* start *
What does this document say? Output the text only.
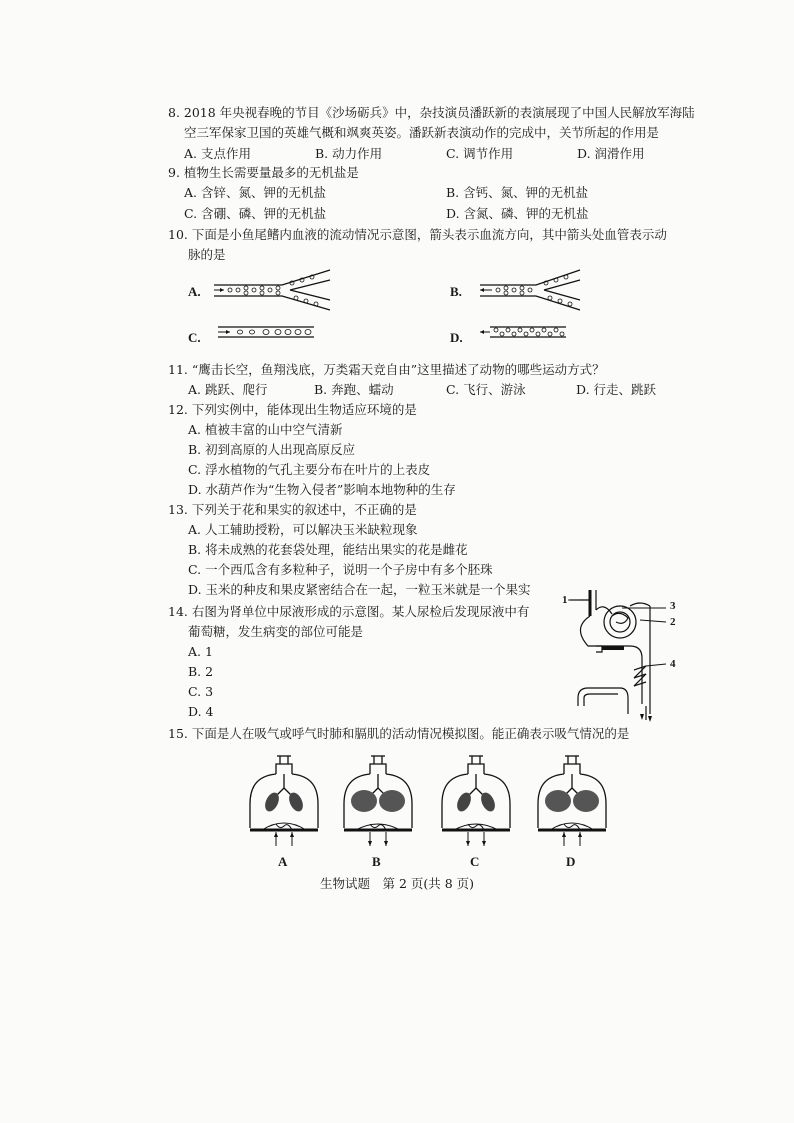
8. 2018 年央视春晚的节目《沙场砺兵》中，杂技演员潘跃新的表演展现了中国人民解放军海陆
空三军保家卫国的英雄气概和飒爽英姿。潘跃新表演动作的完成中，关节所起的作用是
A. 支点作用	B. 动力作用	C. 调节作用	D. 润滑作用
9. 植物生长需要量最多的无机盐是
A. 含锌、氮、钾的无机盐	B. 含钙、氮、钾的无机盐
C. 含硼、磷、钾的无机盐	D. 含氮、磷、钾的无机盐
10. 下面是小鱼尾鳍内血液的流动情况示意图，箭头表示血流方向，其中箭头处血管表示动
脉的是
A.	B.
C.	D.
11. “鹰击长空，鱼翔浅底，万类霜天竞自由”这里描述了动物的哪些运动方式？
A. 跳跃、爬行	B. 奔跑、蠕动	C. 飞行、游泳	D. 行走、跳跃
12. 下列实例中，能体现出生物适应环境的是
A. 植被丰富的山中空气清新
B. 初到高原的人出现高原反应
C. 浮水植物的气孔主要分布在叶片的上表皮
D. 水葫芦作为“生物入侵者”影响本地物种的生存
13. 下列关于花和果实的叙述中，不正确的是
A. 人工辅助授粉，可以解决玉米缺粒现象
B. 将未成熟的花套袋处理，能结出果实的花是雌花
C. 一个西瓜含有多粒种子，说明一个子房中有多个胚珠
D. 玉米的种皮和果皮紧密结合在一起，一粒玉米就是一个果实
14. 右图为肾单位中尿液形成的示意图。某人尿检后发现尿液中有
葡萄糖，发生病变的部位可能是
A. 1
B. 2
C. 3
D. 4
1	3
2
4
15. 下面是人在吸气或呼气时肺和膈肌的活动情况模拟图。能正确表示吸气情况的是
A	B	C	D
生物试题　第 2 页(共 8 页)
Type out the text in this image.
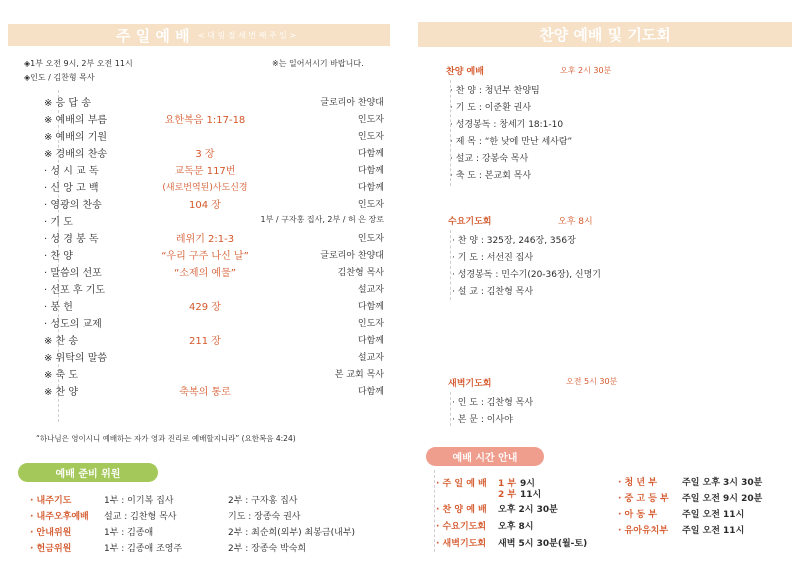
주 일 예 배 < 대 림 절 세 번 째 주 일 >
◈1부 오전 9시, 2부 오전 11시	※는 일어서시기 바랍니다.
◈인도 / 김찬형 목사
※ 응 답 송	글로리아 찬양대
※ 예배의 부름	요한복음 1:17-18	인도자
※ 예배의 기원	인도자
※ 경배의 찬송	3 장	다함께
· 성 시 교 독	교독문 117번	다함께
· 신 앙 고 백	(새로번역된)사도신경	다함께
· 영광의 찬송	104 장	인도자
· 기 도	1부 / 구자홍 집사, 2부 / 허 은 장로
· 성 경 봉 독	레위기 2:1-3	인도자
· 찬 양	“우리 구주 나신 날”	글로리아 찬양대
· 말씀의 선포	“소제의 예물”	김찬형 목사
· 선포 후 기도	설교자
· 봉 헌	429 장	다함께
· 성도의 교제	인도자
※ 찬 송	211 장	다함께
※ 위탁의 말씀	설교자
※ 축 도	본 교회 목사
※ 찬 양	축복의 통로	다함께
“하나님은 영이시니 예배하는 자가 영과 진리로 예배할지니라” (요한복음 4:24)
예배 준비 위원
· 내주기도	1부 : 이기복 집사	2부 : 구자홍 집사
· 내주오후예배 설교 : 김찬형 목사	기도 : 장종숙 권사
· 안내위원	1부 : 김종애	2부 : 최순희(외부) 최봉금(내부)
· 헌금위원	1부 : 김종애 조영주	2부 : 장종숙 박숙희
찬양 예배 및 기도회
찬양 예배	오후 2시 30분
· 찬 양 : 청년부 찬양팀
· 기 도 : 이준환 권사
· 성경봉독 : 창세기 18:1-10
· 제 목 : “한 낮에 만난 세사람”
· 설교 : 강봉숙 목사
· 축 도 : 본교회 목사
수요기도회	오후 8시
· 찬 양 : 325장, 246장, 356장
· 기 도 : 서선진 집사
· 성경봉독 : 민수기(20-36장), 신명기
· 설 교 : 김찬형 목사
새벽기도회	오전 5시 30분
· 인 도 : 김찬형 목사
· 본 문 : 이사야
예배 시간 안내
· 주 일 예 배 1 부 9시
2 부 11시
· 찬 양 예 배 오후 2시 30분
· 수요기도회 오후 8시
· 새벽기도회 새벽 5시 30분(월-토)
· 청 년 부	주일 오후 3시 30분
· 중 고 등 부 주일 오전 9시 20분
· 아 동 부	주일 오전 11시
· 유아유치부 주일 오전 11시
* end *
■ **Prompt**
Copy every entry exactly as written. Pictures are excluded.

■ **Finished task**
What does this document say? Output the text only.
8. 2018 年央视春晚的节目《沙场砺兵》中，杂技演员潘跃新的表演展现了中国人民解放军海陆
空三军保家卫国的英雄气概和飒爽英姿。潘跃新表演动作的完成中，关节所起的作用是
A. 支点作用	B. 动力作用	C. 调节作用	D. 润滑作用
9. 植物生长需要量最多的无机盐是
A. 含锌、氮、钾的无机盐	B. 含钙、氮、钾的无机盐
C. 含硼、磷、钾的无机盐	D. 含氮、磷、钾的无机盐
10. 下面是小鱼尾鳍内血液的流动情况示意图，箭头表示血流方向，其中箭头处血管表示动
脉的是
A.	B.
C.	D.
11. “鹰击长空，鱼翔浅底，万类霜天竞自由”这里描述了动物的哪些运动方式？
A. 跳跃、爬行	B. 奔跑、蠕动	C. 飞行、游泳	D. 行走、跳跃
12. 下列实例中，能体现出生物适应环境的是
A. 植被丰富的山中空气清新
B. 初到高原的人出现高原反应
C. 浮水植物的气孔主要分布在叶片的上表皮
D. 水葫芦作为“生物入侵者”影响本地物种的生存
13. 下列关于花和果实的叙述中，不正确的是
A. 人工辅助授粉，可以解决玉米缺粒现象
B. 将未成熟的花套袋处理，能结出果实的花是雌花
C. 一个西瓜含有多粒种子，说明一个子房中有多个胚珠
D. 玉米的种皮和果皮紧密结合在一起，一粒玉米就是一个果实
14. 右图为肾单位中尿液形成的示意图。某人尿检后发现尿液中有
葡萄糖，发生病变的部位可能是
A. 1
B. 2
C. 3
D. 4
1	3
2
4
15. 下面是人在吸气或呼气时肺和膈肌的活动情况模拟图。能正确表示吸气情况的是
A	B	C	D
生物试题　第 2 页(共 8 页)
Type out the text in this image.
주 일 예 배 < 대 림 절 세 번 째 주 일 >
◈1부 오전 9시, 2부 오전 11시	※는 일어서시기 바랍니다.
◈인도 / 김찬형 목사
※ 응 답 송	글로리아 찬양대
※ 예배의 부름	요한복음 1:17-18	인도자
※ 예배의 기원	인도자
※ 경배의 찬송	3 장	다함께
· 성 시 교 독	교독문 117번	다함께
· 신 앙 고 백	(새로번역된)사도신경	다함께
· 영광의 찬송	104 장	인도자
· 기 도	1부 / 구자홍 집사, 2부 / 허 은 장로
· 성 경 봉 독	레위기 2:1-3	인도자
· 찬 양	“우리 구주 나신 날”	글로리아 찬양대
· 말씀의 선포	“소제의 예물”	김찬형 목사
· 선포 후 기도	설교자
· 봉 헌	429 장	다함께
· 성도의 교제	인도자
※ 찬 송	211 장	다함께
※ 위탁의 말씀	설교자
※ 축 도	본 교회 목사
※ 찬 양	축복의 통로	다함께
“하나님은 영이시니 예배하는 자가 영과 진리로 예배할지니라” (요한복음 4:24)
예배 준비 위원
· 내주기도	1부 : 이기복 집사	2부 : 구자홍 집사
· 내주오후예배 설교 : 김찬형 목사	기도 : 장종숙 권사
· 안내위원	1부 : 김종애	2부 : 최순희(외부) 최봉금(내부)
· 헌금위원	1부 : 김종애 조영주	2부 : 장종숙 박숙희
찬양 예배 및 기도회
찬양 예배	오후 2시 30분
· 찬 양 : 청년부 찬양팀
· 기 도 : 이준환 권사
· 성경봉독 : 창세기 18:1-10
· 제 목 : “한 낮에 만난 세사람”
· 설교 : 강봉숙 목사
· 축 도 : 본교회 목사
수요기도회	오후 8시
· 찬 양 : 325장, 246장, 356장
· 기 도 : 서선진 집사
· 성경봉독 : 민수기(20-36장), 신명기
· 설 교 : 김찬형 목사
새벽기도회	오전 5시 30분
· 인 도 : 김찬형 목사
· 본 문 : 이사야
예배 시간 안내
· 주 일 예 배 1 부 9시
2 부 11시
· 찬 양 예 배 오후 2시 30분
· 수요기도회 오후 8시
· 새벽기도회 새벽 5시 30분(월-토)
· 청 년 부	주일 오후 3시 30분
· 중 고 등 부 주일 오전 9시 20분
· 아 동 부	주일 오전 11시
· 유아유치부 주일 오전 11시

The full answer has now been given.